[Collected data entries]
= = =

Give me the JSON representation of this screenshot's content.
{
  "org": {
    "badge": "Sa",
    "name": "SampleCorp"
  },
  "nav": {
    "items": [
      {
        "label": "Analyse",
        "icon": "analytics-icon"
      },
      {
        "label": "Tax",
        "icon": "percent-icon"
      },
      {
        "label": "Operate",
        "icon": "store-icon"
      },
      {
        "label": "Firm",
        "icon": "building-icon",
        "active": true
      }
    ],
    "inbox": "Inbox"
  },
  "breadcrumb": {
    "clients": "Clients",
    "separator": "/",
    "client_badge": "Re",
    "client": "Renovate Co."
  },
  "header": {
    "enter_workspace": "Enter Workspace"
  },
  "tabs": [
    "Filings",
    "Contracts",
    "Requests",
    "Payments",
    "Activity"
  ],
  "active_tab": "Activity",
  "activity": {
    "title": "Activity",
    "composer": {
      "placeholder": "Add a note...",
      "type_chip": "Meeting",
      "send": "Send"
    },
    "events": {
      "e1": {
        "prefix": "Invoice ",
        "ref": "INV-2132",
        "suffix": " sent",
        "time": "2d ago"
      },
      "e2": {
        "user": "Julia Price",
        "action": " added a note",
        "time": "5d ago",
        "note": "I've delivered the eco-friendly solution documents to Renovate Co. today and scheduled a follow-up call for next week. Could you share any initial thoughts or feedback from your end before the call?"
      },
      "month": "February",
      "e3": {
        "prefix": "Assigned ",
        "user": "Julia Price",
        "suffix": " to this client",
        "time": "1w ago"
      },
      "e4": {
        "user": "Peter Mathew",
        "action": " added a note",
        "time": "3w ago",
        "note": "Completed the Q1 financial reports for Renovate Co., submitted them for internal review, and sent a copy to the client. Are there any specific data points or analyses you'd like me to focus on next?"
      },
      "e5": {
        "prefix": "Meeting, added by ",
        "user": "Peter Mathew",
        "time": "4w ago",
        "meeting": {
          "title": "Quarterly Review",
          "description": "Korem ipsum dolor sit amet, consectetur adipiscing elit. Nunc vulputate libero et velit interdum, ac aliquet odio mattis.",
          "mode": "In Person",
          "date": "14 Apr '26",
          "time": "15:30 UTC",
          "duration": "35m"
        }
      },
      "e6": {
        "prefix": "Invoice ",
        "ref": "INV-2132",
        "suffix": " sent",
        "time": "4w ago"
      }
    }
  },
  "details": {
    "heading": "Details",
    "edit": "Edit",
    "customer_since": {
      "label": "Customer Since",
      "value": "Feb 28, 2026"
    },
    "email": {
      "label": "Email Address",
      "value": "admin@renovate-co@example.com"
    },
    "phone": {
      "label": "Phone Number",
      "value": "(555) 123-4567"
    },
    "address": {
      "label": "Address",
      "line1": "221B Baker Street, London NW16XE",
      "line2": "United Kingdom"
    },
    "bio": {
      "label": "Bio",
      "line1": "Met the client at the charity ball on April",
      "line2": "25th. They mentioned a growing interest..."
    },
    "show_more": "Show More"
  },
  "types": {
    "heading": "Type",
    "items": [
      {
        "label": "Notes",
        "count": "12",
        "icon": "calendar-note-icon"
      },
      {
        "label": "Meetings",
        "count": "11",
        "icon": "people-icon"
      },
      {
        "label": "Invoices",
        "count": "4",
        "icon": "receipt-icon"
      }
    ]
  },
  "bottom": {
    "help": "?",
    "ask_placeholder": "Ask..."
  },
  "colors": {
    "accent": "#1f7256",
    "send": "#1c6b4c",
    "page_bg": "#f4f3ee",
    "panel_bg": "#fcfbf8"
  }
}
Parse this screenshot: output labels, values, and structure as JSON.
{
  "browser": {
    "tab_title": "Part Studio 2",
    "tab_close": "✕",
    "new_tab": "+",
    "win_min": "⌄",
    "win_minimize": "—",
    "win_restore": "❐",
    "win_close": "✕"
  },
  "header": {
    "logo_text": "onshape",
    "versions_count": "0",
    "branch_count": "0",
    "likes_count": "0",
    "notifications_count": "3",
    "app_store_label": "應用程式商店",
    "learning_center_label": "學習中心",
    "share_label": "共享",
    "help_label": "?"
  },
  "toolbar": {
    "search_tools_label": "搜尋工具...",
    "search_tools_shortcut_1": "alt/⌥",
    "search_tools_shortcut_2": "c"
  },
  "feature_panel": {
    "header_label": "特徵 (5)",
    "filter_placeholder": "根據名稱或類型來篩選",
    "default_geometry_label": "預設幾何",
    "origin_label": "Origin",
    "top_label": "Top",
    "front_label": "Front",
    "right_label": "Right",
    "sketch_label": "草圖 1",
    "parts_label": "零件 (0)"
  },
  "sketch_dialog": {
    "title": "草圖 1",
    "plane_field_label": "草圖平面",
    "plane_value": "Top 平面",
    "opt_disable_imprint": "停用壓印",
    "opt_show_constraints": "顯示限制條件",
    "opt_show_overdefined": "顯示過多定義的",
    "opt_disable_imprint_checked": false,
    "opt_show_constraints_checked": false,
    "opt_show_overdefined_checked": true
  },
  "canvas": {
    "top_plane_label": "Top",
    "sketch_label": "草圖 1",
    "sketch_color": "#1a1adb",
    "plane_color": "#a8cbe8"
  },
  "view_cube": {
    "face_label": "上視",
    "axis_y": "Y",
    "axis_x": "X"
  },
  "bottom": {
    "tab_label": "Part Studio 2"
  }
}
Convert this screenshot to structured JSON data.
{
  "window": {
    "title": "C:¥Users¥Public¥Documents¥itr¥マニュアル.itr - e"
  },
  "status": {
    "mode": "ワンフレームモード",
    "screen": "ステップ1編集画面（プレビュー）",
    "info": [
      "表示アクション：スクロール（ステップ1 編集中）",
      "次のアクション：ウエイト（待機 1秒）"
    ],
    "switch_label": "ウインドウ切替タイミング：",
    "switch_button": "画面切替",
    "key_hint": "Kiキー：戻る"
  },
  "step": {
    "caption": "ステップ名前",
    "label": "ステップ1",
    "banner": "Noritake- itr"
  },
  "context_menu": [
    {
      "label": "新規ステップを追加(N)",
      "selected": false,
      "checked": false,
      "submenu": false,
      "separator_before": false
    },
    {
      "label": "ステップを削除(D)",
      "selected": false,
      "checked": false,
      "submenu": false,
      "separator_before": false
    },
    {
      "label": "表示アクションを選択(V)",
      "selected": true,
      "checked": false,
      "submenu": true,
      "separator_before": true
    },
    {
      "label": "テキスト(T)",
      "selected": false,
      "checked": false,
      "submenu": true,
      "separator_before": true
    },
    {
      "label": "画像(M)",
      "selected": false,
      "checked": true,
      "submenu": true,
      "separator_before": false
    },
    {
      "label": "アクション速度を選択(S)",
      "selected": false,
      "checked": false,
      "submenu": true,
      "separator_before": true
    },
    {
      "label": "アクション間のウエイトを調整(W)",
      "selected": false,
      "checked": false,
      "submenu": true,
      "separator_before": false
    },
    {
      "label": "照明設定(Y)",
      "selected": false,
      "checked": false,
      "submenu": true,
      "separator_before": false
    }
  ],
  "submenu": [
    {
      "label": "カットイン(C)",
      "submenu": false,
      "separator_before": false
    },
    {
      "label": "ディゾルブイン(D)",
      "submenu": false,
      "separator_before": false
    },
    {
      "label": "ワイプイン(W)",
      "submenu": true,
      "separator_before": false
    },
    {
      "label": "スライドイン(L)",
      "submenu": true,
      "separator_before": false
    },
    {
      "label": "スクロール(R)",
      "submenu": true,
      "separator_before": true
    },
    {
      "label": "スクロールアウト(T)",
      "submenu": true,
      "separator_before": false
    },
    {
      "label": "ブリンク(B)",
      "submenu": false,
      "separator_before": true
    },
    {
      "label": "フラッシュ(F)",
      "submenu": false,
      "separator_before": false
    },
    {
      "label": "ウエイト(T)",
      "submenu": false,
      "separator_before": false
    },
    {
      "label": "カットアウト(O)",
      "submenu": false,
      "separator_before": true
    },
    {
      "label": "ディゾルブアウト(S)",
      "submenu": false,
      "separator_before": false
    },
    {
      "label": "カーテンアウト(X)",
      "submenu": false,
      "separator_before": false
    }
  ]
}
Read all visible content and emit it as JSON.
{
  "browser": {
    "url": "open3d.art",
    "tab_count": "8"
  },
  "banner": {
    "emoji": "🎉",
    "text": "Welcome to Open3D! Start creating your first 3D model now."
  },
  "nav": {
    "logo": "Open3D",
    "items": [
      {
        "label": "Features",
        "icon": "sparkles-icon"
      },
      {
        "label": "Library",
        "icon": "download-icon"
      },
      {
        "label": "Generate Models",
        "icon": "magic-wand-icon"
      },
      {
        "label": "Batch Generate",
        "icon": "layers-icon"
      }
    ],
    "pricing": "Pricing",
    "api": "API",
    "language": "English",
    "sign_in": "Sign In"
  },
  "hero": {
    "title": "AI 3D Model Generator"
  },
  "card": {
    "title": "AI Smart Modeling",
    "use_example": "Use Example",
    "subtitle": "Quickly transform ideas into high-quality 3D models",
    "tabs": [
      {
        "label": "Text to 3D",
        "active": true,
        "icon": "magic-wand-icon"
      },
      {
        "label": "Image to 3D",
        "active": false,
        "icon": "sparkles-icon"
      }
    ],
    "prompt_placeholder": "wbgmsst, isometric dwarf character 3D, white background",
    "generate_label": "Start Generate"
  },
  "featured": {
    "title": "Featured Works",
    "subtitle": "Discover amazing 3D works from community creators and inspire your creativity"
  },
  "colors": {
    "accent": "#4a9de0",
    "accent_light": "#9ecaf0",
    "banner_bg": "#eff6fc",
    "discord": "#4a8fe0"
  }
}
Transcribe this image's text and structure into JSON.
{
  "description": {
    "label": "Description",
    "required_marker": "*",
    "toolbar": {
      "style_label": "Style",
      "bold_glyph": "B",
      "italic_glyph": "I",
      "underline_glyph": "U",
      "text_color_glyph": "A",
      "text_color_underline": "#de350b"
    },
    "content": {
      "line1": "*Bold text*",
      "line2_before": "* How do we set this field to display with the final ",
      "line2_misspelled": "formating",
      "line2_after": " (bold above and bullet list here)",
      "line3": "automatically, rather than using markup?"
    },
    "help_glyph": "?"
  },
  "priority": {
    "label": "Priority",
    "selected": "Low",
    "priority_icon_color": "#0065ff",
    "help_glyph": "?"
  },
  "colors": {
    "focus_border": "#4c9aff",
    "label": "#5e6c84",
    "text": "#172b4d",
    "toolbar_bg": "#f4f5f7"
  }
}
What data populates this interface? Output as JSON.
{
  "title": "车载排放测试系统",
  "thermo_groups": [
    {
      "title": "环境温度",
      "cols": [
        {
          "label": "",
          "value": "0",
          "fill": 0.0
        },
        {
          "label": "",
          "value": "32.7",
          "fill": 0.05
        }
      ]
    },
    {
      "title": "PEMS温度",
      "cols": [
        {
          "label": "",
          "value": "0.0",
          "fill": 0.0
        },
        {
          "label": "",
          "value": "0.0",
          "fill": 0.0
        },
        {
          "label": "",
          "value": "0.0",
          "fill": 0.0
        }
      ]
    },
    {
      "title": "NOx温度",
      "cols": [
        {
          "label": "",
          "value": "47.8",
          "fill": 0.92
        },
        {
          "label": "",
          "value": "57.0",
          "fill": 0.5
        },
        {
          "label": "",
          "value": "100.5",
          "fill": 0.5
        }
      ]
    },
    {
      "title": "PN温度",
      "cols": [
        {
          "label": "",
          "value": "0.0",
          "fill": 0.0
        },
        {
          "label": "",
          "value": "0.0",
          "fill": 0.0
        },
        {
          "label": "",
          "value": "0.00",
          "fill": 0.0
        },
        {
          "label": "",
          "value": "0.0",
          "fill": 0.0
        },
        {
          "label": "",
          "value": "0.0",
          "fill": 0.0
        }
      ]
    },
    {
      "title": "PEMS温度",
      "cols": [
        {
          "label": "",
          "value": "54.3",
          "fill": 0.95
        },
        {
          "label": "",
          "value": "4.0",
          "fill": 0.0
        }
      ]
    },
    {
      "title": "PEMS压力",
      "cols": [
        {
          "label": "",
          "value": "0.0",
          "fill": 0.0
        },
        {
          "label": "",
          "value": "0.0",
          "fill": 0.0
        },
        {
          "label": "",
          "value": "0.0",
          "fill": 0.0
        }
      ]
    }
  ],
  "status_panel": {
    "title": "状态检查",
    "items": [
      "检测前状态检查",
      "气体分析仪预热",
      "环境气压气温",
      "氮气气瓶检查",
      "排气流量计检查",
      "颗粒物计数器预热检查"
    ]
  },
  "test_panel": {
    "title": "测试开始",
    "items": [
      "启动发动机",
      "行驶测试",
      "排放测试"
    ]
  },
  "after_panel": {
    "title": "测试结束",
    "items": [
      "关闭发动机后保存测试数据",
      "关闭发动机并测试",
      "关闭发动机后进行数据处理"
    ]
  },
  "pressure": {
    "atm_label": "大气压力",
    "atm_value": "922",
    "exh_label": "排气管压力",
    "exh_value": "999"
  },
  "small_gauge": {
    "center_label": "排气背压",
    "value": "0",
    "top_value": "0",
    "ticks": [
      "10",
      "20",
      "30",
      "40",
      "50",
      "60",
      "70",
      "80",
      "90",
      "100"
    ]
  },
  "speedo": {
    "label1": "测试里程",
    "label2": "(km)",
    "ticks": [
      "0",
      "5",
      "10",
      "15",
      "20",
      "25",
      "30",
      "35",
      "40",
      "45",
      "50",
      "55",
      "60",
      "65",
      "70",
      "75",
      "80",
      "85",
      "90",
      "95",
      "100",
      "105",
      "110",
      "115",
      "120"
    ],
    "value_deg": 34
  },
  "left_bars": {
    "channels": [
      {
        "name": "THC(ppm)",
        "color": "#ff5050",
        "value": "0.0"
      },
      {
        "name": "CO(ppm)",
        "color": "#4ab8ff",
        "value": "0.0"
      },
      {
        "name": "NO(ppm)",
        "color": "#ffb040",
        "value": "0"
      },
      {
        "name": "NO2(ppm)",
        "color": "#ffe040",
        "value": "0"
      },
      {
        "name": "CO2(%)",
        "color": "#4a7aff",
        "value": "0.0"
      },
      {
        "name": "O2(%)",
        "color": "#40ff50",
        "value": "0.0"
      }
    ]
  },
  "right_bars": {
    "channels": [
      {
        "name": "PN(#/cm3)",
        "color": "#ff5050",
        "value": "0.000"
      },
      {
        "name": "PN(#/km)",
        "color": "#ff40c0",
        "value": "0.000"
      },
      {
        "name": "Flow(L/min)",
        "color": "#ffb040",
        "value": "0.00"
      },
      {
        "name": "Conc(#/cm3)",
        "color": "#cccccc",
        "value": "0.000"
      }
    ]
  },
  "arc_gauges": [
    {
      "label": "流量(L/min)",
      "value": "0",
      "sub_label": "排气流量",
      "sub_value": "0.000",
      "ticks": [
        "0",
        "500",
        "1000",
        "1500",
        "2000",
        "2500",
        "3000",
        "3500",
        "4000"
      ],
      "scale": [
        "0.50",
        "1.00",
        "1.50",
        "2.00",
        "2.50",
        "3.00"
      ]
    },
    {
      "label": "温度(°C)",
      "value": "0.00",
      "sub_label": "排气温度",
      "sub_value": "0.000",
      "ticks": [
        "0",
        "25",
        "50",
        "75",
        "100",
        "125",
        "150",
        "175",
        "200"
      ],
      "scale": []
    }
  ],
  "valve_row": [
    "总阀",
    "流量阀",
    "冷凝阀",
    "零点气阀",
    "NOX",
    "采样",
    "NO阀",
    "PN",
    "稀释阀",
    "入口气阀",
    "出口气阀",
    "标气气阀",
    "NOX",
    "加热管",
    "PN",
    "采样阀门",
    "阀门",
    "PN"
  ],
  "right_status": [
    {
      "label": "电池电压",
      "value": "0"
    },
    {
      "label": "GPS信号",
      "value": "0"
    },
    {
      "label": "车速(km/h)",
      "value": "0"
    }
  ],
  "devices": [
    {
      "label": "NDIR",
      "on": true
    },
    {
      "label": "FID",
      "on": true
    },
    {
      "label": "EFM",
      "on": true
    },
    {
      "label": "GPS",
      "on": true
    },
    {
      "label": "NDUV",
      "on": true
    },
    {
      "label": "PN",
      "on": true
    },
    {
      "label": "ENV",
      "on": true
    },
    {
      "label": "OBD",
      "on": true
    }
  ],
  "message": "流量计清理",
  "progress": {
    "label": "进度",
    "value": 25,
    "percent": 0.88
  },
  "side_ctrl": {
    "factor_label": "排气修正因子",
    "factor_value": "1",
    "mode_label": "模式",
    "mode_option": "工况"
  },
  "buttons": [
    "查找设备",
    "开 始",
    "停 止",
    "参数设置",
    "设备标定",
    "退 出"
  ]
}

= = =

> Set exercise
Locate all lines in the listing above with the word "prefix" and copy them.

> Result below
        "prefix": "Invoice ",
        "prefix": "Assigned ",
        "prefix": "Meeting, added by ",
        "prefix": "Invoice ",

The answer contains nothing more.